# What you need to do
Reproduce every entry below precisely; do not include the pictures.

Dataset rows:
┌──

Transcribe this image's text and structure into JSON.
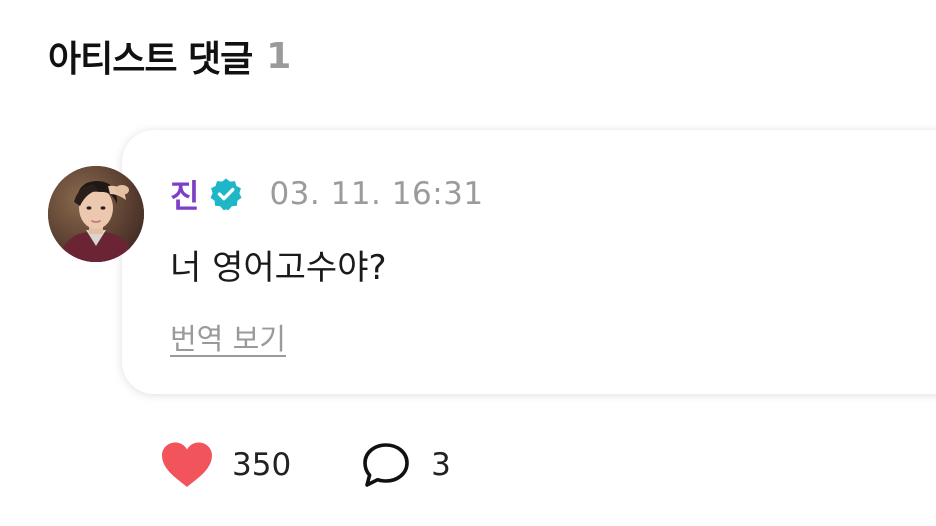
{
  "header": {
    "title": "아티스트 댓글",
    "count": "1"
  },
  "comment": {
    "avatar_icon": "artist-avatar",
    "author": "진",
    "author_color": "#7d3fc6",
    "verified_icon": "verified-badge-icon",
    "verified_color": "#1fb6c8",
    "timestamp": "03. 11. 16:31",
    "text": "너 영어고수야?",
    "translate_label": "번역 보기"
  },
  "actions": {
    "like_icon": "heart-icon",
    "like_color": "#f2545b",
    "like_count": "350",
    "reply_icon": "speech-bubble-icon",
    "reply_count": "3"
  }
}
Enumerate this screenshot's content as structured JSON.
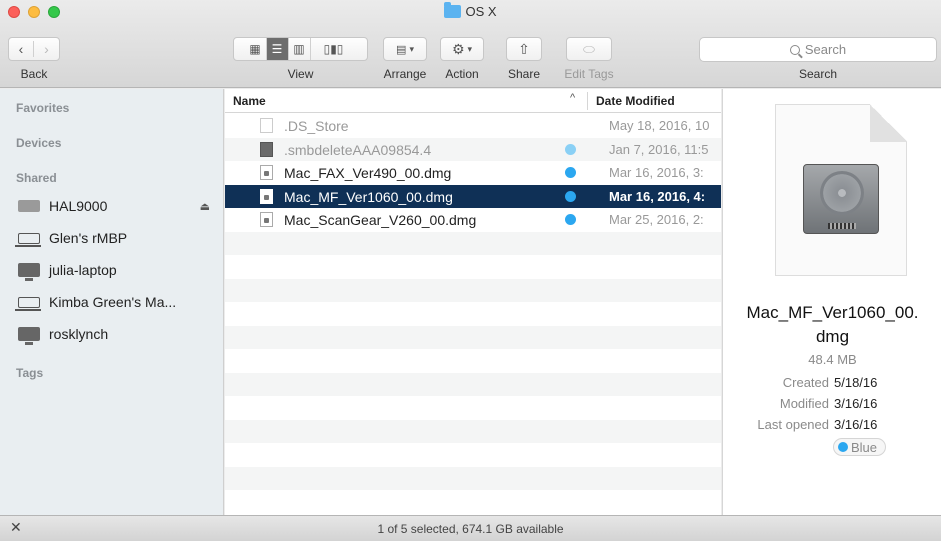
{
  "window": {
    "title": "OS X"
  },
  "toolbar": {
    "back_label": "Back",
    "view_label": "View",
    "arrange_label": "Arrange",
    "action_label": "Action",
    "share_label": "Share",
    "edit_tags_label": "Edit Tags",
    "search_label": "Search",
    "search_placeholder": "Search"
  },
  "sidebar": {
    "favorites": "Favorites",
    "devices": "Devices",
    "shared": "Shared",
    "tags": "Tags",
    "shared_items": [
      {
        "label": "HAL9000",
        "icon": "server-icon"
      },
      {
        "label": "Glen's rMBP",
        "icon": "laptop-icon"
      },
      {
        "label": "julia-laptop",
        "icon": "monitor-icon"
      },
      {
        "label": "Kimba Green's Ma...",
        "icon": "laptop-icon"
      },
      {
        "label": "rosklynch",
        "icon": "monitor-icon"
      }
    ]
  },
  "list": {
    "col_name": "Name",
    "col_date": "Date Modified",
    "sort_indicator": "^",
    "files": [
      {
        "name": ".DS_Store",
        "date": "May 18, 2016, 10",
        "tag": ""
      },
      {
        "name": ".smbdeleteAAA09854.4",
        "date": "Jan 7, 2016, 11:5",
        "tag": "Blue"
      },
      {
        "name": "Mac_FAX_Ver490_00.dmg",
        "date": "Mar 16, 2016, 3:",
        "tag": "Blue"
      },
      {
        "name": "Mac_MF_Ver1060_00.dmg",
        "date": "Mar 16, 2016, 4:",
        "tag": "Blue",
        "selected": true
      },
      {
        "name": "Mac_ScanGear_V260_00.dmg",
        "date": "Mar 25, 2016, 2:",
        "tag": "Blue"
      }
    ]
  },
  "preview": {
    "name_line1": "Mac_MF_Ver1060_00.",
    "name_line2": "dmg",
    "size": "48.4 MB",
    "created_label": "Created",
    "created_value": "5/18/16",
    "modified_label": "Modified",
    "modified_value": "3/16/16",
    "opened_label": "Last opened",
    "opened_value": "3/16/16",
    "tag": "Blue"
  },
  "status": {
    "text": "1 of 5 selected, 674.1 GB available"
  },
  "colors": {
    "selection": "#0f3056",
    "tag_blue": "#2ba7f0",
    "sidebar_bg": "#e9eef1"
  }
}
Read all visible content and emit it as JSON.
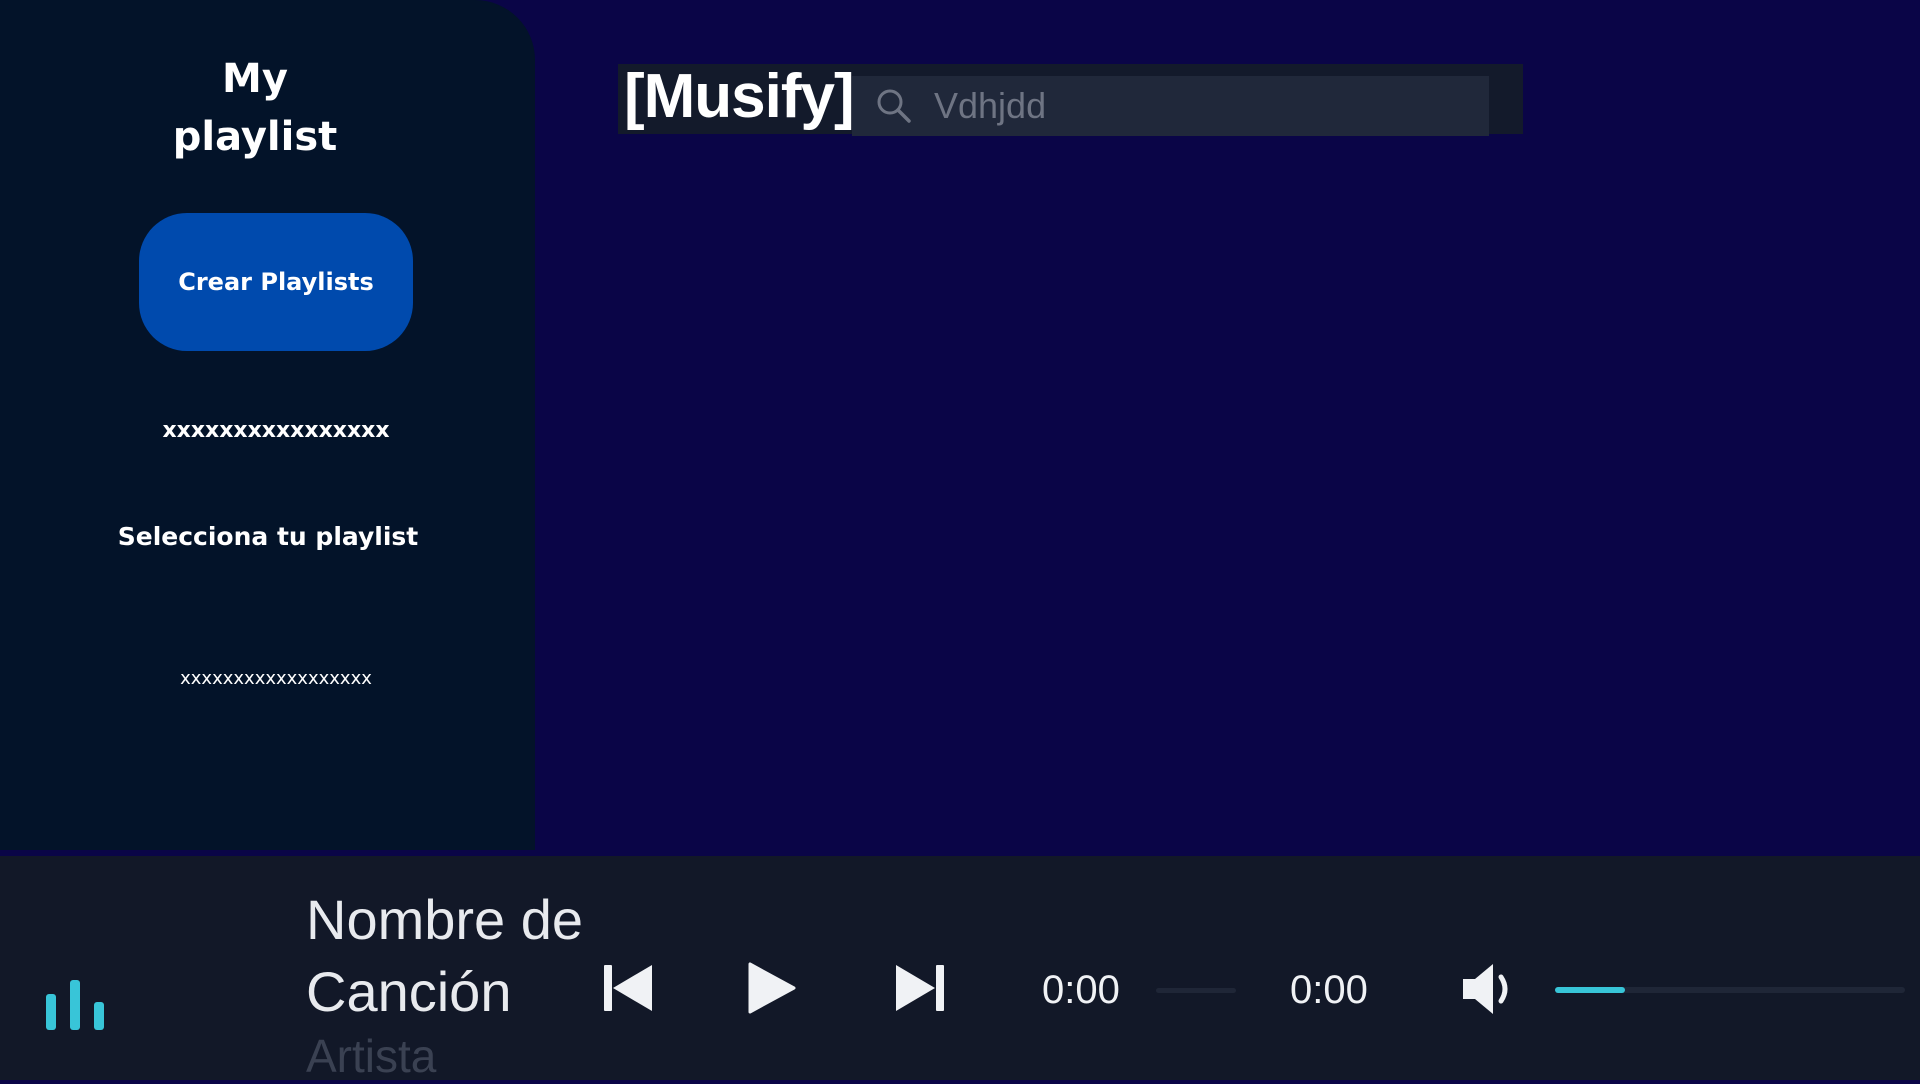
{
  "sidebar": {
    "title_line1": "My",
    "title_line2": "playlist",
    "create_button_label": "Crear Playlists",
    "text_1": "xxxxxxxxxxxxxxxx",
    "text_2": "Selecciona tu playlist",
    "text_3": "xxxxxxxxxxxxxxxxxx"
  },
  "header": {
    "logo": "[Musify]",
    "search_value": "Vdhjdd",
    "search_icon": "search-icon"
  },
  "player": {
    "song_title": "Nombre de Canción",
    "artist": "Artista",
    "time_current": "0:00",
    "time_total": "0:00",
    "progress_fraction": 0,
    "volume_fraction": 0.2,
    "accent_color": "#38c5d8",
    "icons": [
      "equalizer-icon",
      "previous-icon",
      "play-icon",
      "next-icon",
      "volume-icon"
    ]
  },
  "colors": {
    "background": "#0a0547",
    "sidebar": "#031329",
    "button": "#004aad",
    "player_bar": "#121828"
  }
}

└──

# Answer
Transcribe this image's text and structure into JSON.
{
  "header": {
    "title": "아티스트 댓글",
    "count": "1"
  },
  "comment": {
    "avatar_icon": "artist-avatar",
    "author": "진",
    "author_color": "#7d3fc6",
    "verified_icon": "verified-badge-icon",
    "verified_color": "#1fb6c8",
    "timestamp": "03. 11. 16:31",
    "text": "너 영어고수야?",
    "translate_label": "번역 보기"
  },
  "actions": {
    "like_icon": "heart-icon",
    "like_color": "#f2545b",
    "like_count": "350",
    "reply_icon": "speech-bubble-icon",
    "reply_count": "3"
  }
}
Enumerate this screenshot's content as structured JSON.
{
  "window": {
    "title": "OS X"
  },
  "toolbar": {
    "back_label": "Back",
    "view_label": "View",
    "arrange_label": "Arrange",
    "action_label": "Action",
    "share_label": "Share",
    "edit_tags_label": "Edit Tags",
    "search_label": "Search",
    "search_placeholder": "Search"
  },
  "sidebar": {
    "favorites": "Favorites",
    "devices": "Devices",
    "shared": "Shared",
    "tags": "Tags",
    "shared_items": [
      {
        "label": "HAL9000",
        "icon": "server-icon"
      },
      {
        "label": "Glen's rMBP",
        "icon": "laptop-icon"
      },
      {
        "label": "julia-laptop",
        "icon": "monitor-icon"
      },
      {
        "label": "Kimba Green's Ma...",
        "icon": "laptop-icon"
      },
      {
        "label": "rosklynch",
        "icon": "monitor-icon"
      }
    ]
  },
  "list": {
    "col_name": "Name",
    "col_date": "Date Modified",
    "sort_indicator": "^",
    "files": [
      {
        "name": ".DS_Store",
        "date": "May 18, 2016, 10",
        "tag": ""
      },
      {
        "name": ".smbdeleteAAA09854.4",
        "date": "Jan 7, 2016, 11:5",
        "tag": "Blue"
      },
      {
        "name": "Mac_FAX_Ver490_00.dmg",
        "date": "Mar 16, 2016, 3:",
        "tag": "Blue"
      },
      {
        "name": "Mac_MF_Ver1060_00.dmg",
        "date": "Mar 16, 2016, 4:",
        "tag": "Blue",
        "selected": true
      },
      {
        "name": "Mac_ScanGear_V260_00.dmg",
        "date": "Mar 25, 2016, 2:",
        "tag": "Blue"
      }
    ]
  },
  "preview": {
    "name_line1": "Mac_MF_Ver1060_00.",
    "name_line2": "dmg",
    "size": "48.4 MB",
    "created_label": "Created",
    "created_value": "5/18/16",
    "modified_label": "Modified",
    "modified_value": "3/16/16",
    "opened_label": "Last opened",
    "opened_value": "3/16/16",
    "tag": "Blue"
  },
  "status": {
    "text": "1 of 5 selected, 674.1 GB available"
  },
  "colors": {
    "selection": "#0f3056",
    "tag_blue": "#2ba7f0",
    "sidebar_bg": "#e9eef1"
  }
}
Read all visible content and emit it as JSON.
{
  "sidebar": {
    "title_line1": "My",
    "title_line2": "playlist",
    "create_button_label": "Crear Playlists",
    "text_1": "xxxxxxxxxxxxxxxx",
    "text_2": "Selecciona tu playlist",
    "text_3": "xxxxxxxxxxxxxxxxxx"
  },
  "header": {
    "logo": "[Musify]",
    "search_value": "Vdhjdd",
    "search_icon": "search-icon"
  },
  "player": {
    "song_title": "Nombre de Canción",
    "artist": "Artista",
    "time_current": "0:00",
    "time_total": "0:00",
    "progress_fraction": 0,
    "volume_fraction": 0.2,
    "accent_color": "#38c5d8",
    "icons": [
      "equalizer-icon",
      "previous-icon",
      "play-icon",
      "next-icon",
      "volume-icon"
    ]
  },
  "colors": {
    "background": "#0a0547",
    "sidebar": "#031329",
    "button": "#004aad",
    "player_bar": "#121828"
  }
}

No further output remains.